Dataset entries
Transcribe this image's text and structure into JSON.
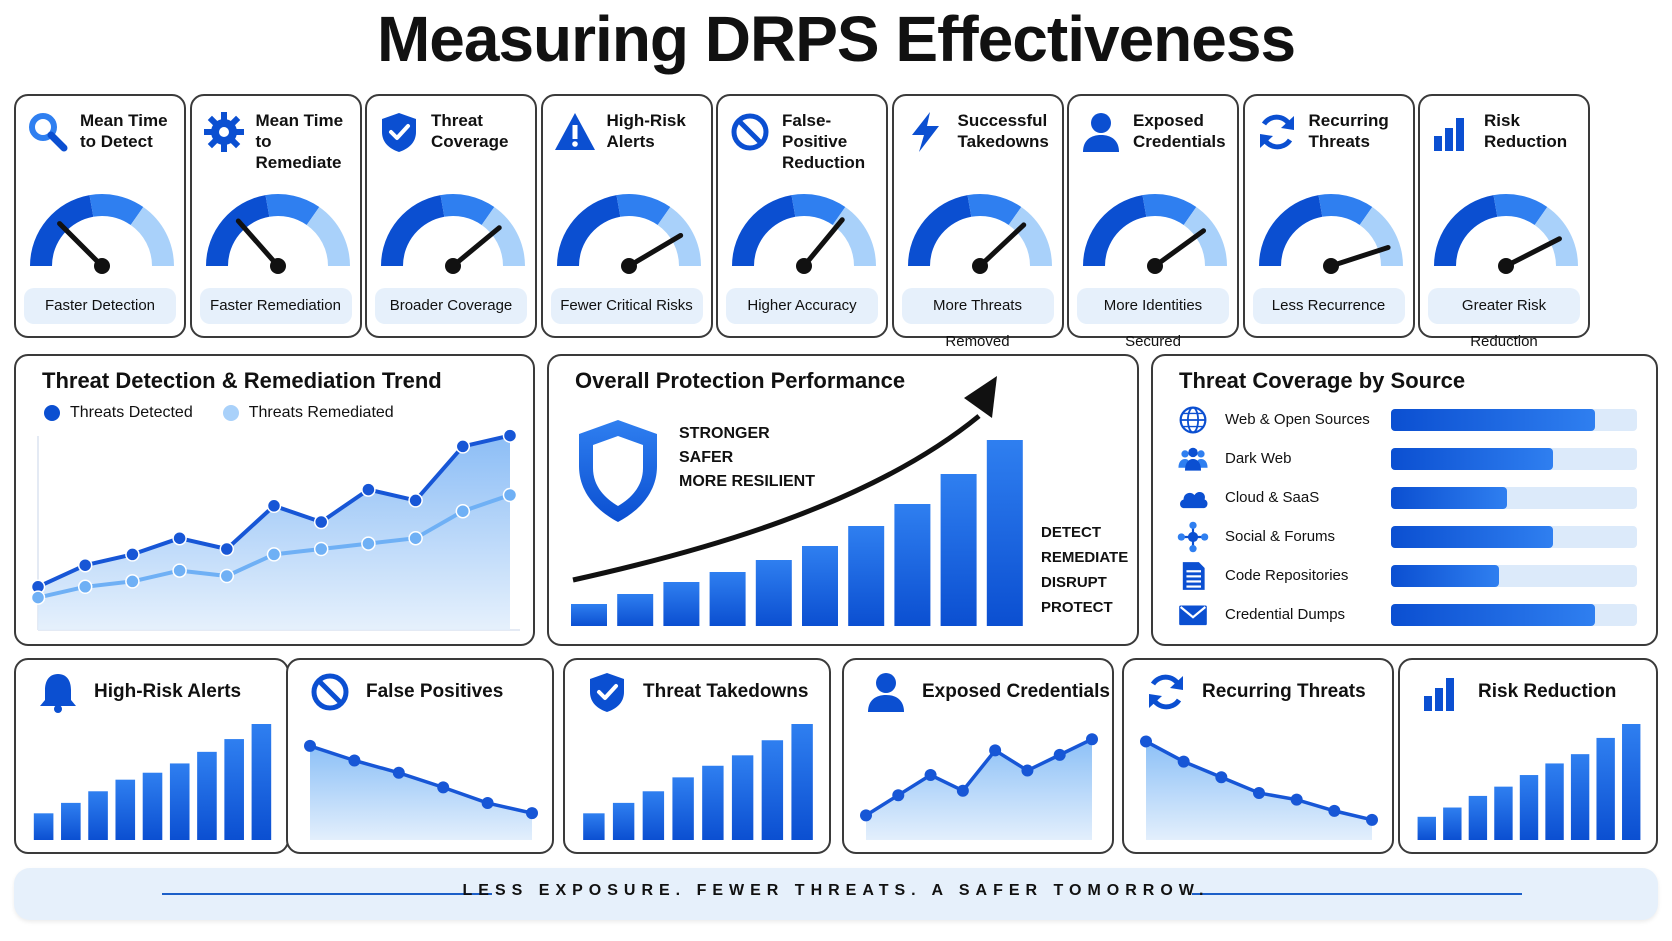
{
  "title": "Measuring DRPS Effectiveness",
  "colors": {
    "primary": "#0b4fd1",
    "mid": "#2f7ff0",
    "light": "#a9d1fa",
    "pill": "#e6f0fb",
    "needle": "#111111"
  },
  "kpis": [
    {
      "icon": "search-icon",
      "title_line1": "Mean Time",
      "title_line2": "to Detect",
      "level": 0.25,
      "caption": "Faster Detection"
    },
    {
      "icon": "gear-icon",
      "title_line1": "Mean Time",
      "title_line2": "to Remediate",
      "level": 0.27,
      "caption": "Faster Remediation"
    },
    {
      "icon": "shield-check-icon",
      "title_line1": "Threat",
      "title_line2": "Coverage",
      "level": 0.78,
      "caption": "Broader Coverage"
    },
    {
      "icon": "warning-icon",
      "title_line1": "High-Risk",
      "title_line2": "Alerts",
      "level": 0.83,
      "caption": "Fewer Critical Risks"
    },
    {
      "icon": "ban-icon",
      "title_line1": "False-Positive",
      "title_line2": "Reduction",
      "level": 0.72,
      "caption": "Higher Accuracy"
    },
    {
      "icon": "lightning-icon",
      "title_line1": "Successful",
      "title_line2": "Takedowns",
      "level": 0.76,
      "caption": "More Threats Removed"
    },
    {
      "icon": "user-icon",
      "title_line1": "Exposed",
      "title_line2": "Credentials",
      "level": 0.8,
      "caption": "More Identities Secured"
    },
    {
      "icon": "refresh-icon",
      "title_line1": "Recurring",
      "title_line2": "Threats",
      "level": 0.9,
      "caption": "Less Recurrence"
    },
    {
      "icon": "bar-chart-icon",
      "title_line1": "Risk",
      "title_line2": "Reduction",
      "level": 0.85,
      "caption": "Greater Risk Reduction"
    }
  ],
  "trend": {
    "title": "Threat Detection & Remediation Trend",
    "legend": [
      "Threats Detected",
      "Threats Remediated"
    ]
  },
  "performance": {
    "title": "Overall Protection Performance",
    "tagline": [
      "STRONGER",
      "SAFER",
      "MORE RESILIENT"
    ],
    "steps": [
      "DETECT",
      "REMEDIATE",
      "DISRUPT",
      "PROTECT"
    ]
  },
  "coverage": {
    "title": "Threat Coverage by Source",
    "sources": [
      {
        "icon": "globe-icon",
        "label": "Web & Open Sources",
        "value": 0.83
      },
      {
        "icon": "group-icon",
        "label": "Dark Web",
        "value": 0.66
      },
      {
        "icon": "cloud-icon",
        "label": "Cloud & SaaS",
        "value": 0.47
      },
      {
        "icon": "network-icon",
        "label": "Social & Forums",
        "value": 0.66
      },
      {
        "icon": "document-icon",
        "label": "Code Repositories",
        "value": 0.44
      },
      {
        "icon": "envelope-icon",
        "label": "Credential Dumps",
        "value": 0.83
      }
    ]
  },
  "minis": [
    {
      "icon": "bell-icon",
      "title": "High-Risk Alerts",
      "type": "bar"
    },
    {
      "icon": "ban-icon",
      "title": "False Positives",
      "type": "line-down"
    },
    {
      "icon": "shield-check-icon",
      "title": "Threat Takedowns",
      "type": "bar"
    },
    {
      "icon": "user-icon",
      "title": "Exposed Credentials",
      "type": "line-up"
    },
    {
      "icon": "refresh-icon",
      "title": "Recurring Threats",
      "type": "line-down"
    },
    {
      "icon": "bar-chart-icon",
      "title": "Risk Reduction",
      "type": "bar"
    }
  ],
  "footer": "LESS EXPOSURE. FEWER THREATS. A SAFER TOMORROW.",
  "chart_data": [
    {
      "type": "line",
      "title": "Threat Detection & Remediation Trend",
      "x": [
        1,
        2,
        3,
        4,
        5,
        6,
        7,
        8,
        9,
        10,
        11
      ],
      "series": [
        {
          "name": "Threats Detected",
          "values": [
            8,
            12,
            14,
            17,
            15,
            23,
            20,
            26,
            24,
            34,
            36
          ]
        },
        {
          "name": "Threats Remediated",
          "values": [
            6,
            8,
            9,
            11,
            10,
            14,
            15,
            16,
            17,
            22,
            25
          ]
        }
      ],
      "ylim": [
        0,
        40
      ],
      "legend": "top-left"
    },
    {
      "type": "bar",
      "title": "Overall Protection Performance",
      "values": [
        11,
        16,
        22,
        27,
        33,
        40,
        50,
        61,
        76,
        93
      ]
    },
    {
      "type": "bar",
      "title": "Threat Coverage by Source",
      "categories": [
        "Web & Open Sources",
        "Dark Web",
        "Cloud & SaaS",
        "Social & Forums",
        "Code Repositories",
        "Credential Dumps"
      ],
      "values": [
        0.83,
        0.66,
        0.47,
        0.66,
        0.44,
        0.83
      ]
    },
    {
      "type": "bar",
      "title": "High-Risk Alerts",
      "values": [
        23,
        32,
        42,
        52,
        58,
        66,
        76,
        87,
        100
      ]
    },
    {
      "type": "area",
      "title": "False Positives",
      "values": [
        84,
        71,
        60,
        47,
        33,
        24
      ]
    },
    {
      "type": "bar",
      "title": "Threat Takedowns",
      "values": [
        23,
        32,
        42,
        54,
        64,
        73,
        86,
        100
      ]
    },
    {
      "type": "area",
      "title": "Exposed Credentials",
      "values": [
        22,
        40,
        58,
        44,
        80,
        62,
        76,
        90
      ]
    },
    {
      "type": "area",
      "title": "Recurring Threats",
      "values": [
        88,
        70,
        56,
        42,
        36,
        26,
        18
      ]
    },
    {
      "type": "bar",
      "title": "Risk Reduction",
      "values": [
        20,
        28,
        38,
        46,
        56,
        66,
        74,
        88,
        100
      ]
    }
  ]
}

...

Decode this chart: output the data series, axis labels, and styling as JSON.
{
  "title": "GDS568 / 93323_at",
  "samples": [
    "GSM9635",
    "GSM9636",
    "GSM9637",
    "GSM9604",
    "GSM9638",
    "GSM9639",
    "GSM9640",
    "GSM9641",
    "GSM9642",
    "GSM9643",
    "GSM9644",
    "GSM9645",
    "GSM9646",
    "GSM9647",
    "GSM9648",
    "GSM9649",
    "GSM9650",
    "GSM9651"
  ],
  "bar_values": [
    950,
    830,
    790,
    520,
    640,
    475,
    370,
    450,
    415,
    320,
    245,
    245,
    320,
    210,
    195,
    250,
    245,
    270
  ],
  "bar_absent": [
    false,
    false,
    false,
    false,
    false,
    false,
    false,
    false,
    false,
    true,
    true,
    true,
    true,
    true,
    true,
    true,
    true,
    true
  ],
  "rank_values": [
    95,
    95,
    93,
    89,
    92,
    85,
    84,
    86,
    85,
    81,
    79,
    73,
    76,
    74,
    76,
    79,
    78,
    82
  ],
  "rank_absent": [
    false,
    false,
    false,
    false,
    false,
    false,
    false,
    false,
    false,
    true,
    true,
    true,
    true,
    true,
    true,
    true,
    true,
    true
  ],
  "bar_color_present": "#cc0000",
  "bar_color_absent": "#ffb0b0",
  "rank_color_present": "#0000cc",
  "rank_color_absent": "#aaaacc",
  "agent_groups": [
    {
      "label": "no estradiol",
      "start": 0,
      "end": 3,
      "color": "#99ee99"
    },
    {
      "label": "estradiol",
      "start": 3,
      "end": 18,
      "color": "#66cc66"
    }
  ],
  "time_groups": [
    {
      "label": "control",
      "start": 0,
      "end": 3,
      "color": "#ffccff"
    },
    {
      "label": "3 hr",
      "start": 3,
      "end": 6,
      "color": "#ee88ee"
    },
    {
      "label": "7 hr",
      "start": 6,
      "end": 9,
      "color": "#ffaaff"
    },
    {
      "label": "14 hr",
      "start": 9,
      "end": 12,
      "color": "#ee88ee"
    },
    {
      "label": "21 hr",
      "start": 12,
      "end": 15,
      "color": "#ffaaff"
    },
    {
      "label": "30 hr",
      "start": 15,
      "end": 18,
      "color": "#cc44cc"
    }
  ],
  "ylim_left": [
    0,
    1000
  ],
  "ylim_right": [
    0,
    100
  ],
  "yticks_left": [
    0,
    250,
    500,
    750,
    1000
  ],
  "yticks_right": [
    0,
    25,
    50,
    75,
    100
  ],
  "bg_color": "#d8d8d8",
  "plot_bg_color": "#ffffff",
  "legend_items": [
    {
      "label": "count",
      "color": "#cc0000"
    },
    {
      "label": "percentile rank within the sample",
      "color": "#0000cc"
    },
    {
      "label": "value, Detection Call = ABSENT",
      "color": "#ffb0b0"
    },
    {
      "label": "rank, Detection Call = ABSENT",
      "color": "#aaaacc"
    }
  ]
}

--

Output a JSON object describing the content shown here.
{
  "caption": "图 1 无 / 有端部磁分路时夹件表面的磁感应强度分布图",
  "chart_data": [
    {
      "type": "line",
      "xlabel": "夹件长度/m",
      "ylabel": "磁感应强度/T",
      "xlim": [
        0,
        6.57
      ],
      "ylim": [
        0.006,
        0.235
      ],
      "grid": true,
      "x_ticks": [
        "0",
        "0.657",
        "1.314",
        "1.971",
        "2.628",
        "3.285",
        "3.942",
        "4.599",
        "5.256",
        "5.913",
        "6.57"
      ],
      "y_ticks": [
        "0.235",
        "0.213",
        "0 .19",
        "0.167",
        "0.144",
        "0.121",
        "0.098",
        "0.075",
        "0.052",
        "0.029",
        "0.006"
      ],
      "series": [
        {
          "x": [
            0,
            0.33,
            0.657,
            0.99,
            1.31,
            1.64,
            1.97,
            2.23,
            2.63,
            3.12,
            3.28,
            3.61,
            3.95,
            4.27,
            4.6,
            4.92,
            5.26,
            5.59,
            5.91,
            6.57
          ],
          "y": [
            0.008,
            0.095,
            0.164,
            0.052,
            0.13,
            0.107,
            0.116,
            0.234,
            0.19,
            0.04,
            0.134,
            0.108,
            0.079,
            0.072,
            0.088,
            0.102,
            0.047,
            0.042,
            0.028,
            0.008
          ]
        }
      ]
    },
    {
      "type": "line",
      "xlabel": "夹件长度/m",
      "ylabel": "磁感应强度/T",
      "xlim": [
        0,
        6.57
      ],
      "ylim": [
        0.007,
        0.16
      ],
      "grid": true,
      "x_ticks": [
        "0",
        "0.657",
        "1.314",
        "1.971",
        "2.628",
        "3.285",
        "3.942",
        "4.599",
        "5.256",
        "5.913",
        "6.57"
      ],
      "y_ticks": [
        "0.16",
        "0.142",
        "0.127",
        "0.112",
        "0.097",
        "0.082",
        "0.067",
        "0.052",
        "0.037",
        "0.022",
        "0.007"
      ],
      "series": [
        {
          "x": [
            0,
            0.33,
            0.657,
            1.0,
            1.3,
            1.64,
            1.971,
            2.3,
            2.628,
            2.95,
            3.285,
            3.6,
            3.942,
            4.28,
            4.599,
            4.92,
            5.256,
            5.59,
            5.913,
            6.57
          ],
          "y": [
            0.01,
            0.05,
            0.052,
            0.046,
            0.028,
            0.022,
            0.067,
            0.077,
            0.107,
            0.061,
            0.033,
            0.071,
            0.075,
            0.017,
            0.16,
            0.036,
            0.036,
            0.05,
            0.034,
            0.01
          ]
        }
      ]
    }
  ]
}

> [Written instruction]: Extract each line holding the string "Open".

> [Final result]:
        "label": "Web & Open Sources",
        "Web & Open Sources",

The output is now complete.